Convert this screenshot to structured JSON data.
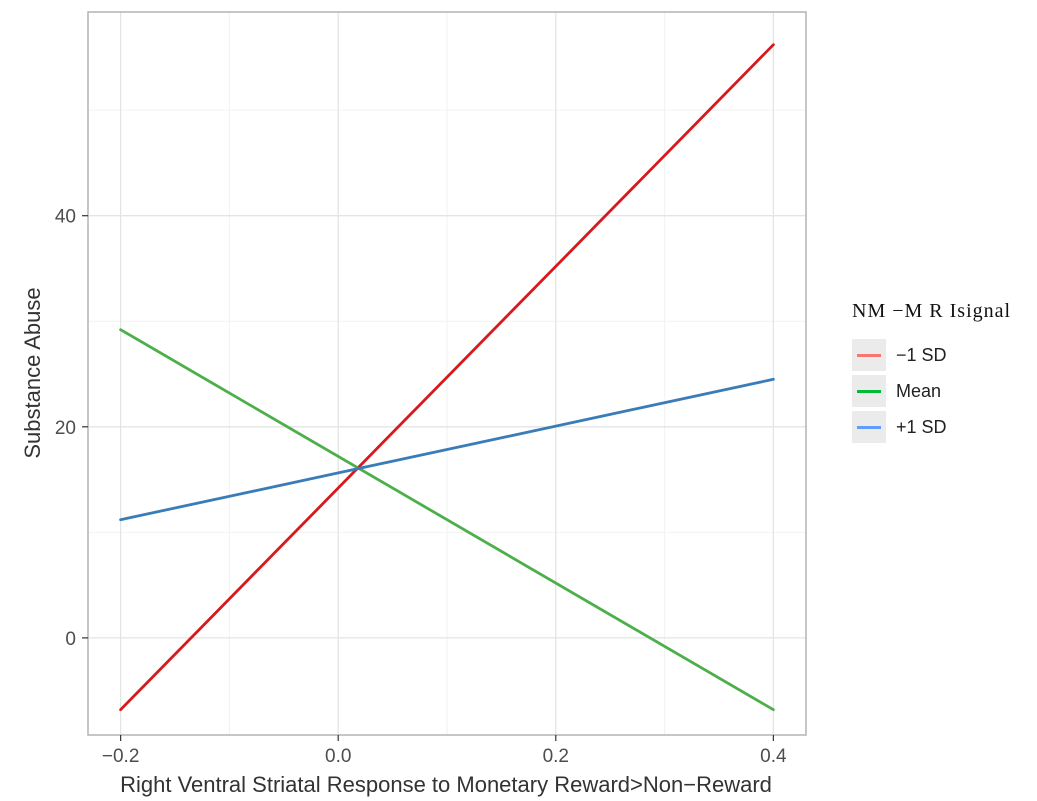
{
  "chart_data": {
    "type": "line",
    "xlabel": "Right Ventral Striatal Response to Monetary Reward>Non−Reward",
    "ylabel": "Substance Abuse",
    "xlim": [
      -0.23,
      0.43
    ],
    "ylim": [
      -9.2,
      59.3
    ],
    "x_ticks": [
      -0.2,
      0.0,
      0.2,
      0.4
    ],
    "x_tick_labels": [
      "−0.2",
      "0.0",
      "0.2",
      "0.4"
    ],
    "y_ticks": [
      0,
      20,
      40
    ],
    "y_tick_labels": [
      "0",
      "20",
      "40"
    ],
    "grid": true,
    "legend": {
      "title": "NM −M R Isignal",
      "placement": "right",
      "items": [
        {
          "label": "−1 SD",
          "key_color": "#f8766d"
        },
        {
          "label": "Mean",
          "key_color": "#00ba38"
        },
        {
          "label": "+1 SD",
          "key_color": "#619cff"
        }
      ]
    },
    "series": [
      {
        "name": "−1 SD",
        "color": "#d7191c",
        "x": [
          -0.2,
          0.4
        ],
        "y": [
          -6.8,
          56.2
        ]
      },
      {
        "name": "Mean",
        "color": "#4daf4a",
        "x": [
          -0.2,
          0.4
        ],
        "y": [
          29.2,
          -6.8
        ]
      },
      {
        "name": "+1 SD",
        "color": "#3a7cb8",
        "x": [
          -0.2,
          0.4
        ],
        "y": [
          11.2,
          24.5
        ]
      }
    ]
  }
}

▶ INSTRUCTION
Return the whole listing, word for word, and leave out every picture.

▶ RIGHT ANSWER
Convert this screenshot to structured JSON data.
{
  "chart_data": {
    "type": "line",
    "xlabel": "Right Ventral Striatal Response to Monetary Reward>Non−Reward",
    "ylabel": "Substance Abuse",
    "xlim": [
      -0.23,
      0.43
    ],
    "ylim": [
      -9.2,
      59.3
    ],
    "x_ticks": [
      -0.2,
      0.0,
      0.2,
      0.4
    ],
    "x_tick_labels": [
      "−0.2",
      "0.0",
      "0.2",
      "0.4"
    ],
    "y_ticks": [
      0,
      20,
      40
    ],
    "y_tick_labels": [
      "0",
      "20",
      "40"
    ],
    "grid": true,
    "legend": {
      "title": "NM −M R Isignal",
      "placement": "right",
      "items": [
        {
          "label": "−1 SD",
          "key_color": "#f8766d"
        },
        {
          "label": "Mean",
          "key_color": "#00ba38"
        },
        {
          "label": "+1 SD",
          "key_color": "#619cff"
        }
      ]
    },
    "series": [
      {
        "name": "−1 SD",
        "color": "#d7191c",
        "x": [
          -0.2,
          0.4
        ],
        "y": [
          -6.8,
          56.2
        ]
      },
      {
        "name": "Mean",
        "color": "#4daf4a",
        "x": [
          -0.2,
          0.4
        ],
        "y": [
          29.2,
          -6.8
        ]
      },
      {
        "name": "+1 SD",
        "color": "#3a7cb8",
        "x": [
          -0.2,
          0.4
        ],
        "y": [
          11.2,
          24.5
        ]
      }
    ]
  }
}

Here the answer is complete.